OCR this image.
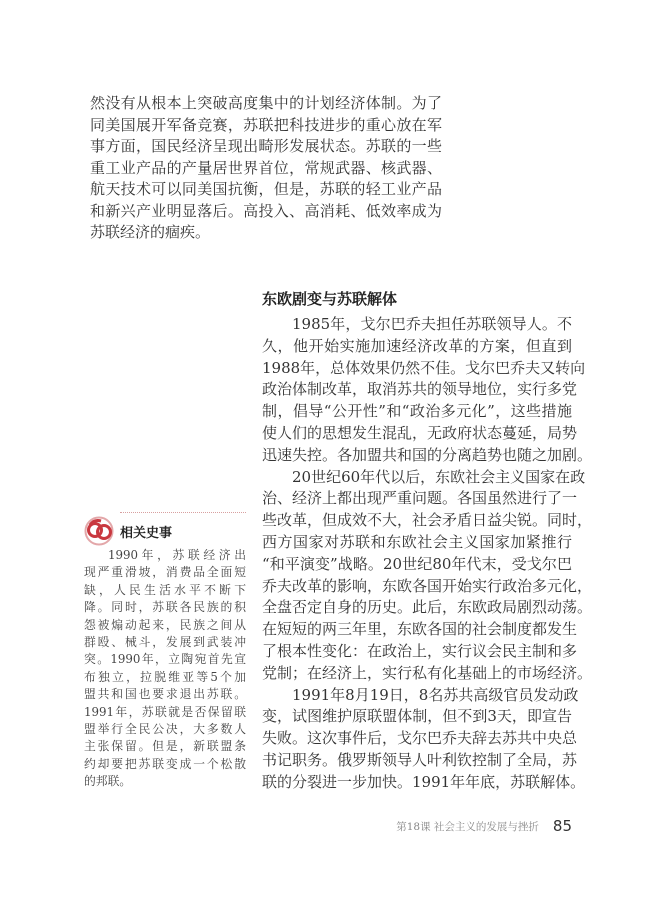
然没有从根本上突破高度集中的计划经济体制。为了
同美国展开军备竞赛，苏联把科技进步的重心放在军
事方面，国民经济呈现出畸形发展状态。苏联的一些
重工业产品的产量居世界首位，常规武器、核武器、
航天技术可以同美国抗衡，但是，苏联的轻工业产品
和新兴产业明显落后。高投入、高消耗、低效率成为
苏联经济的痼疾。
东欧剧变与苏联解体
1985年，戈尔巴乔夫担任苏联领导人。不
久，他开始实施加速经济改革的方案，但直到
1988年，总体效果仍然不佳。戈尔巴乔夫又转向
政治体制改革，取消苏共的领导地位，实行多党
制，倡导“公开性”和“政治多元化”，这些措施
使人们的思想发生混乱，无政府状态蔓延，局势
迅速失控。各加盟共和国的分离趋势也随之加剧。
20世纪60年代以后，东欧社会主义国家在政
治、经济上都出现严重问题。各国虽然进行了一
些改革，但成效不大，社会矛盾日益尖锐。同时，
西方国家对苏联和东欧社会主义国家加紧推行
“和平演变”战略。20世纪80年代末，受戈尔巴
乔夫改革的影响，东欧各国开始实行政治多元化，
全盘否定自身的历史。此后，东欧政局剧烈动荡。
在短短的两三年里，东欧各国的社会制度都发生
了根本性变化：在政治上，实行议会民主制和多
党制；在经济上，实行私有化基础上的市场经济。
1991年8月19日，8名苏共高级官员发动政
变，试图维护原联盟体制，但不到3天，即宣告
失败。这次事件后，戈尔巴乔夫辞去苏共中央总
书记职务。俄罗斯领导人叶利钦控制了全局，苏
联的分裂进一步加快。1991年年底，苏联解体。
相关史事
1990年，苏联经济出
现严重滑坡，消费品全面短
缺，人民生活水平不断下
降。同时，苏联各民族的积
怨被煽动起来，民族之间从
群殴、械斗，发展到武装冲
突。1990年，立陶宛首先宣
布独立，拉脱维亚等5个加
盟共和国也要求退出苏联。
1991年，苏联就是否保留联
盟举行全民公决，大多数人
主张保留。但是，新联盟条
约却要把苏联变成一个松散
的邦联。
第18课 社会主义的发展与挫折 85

==

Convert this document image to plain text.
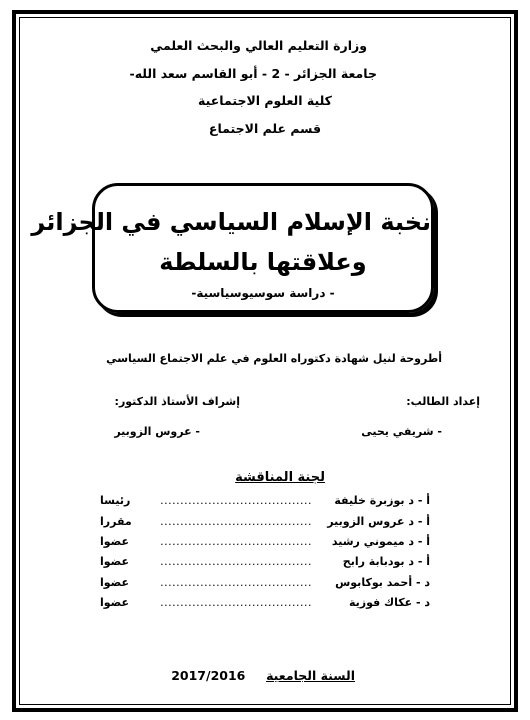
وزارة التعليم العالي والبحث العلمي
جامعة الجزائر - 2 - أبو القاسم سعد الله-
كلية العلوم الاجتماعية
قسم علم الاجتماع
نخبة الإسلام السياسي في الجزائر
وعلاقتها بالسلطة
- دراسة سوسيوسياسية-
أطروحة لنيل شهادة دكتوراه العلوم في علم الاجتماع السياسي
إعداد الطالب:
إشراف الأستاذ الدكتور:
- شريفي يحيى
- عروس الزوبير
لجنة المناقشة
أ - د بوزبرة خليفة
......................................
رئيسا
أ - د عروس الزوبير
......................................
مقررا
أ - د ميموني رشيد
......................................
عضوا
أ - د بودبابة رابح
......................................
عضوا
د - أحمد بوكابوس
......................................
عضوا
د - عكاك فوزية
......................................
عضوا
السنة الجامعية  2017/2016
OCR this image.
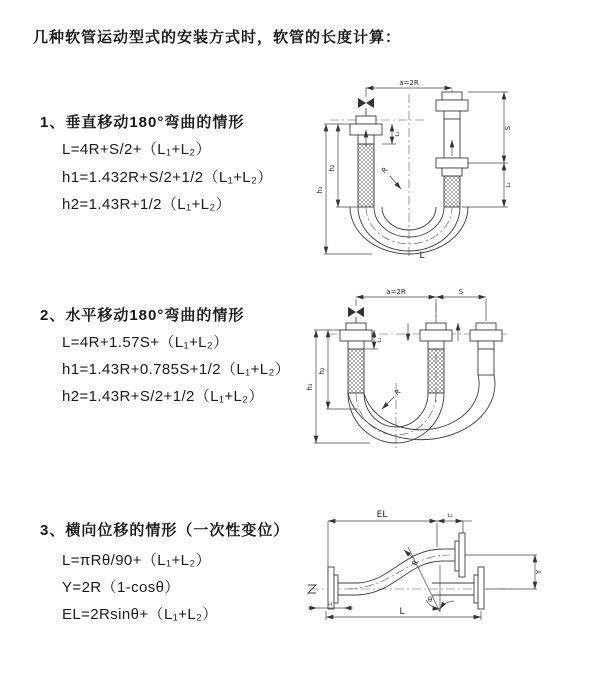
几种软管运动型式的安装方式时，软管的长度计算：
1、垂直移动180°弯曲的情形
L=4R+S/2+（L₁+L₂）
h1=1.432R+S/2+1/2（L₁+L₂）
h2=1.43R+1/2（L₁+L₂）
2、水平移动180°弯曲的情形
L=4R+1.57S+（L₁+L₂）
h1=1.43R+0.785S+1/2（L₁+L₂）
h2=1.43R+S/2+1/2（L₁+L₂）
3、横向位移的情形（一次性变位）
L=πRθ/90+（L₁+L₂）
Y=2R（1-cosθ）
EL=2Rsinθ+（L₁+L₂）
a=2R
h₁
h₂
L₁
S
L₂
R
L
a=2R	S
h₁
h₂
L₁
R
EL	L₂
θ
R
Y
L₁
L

==

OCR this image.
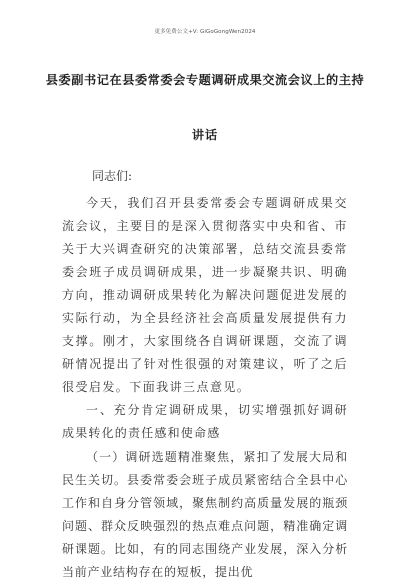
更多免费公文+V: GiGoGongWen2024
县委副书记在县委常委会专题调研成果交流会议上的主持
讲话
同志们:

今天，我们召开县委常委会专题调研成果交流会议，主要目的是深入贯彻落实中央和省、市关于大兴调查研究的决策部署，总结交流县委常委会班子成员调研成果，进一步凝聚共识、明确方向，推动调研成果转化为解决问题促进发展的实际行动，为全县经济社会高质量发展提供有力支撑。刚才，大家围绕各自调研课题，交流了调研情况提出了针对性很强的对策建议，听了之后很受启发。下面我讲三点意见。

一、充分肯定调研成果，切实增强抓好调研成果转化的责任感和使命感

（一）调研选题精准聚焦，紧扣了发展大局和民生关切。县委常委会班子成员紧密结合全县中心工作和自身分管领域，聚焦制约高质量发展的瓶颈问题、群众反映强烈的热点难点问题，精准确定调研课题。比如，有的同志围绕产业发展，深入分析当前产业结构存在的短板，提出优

**WHAT YOU SHOULD DO**
Gather from the entries above all lines that include the string "السياسي".

**RESULT OF THIS TASK**
نخبة الإسلام السياسي في الجزائر
أطروحة لنيل شهادة دكتوراه العلوم في علم الاجتماع السياسي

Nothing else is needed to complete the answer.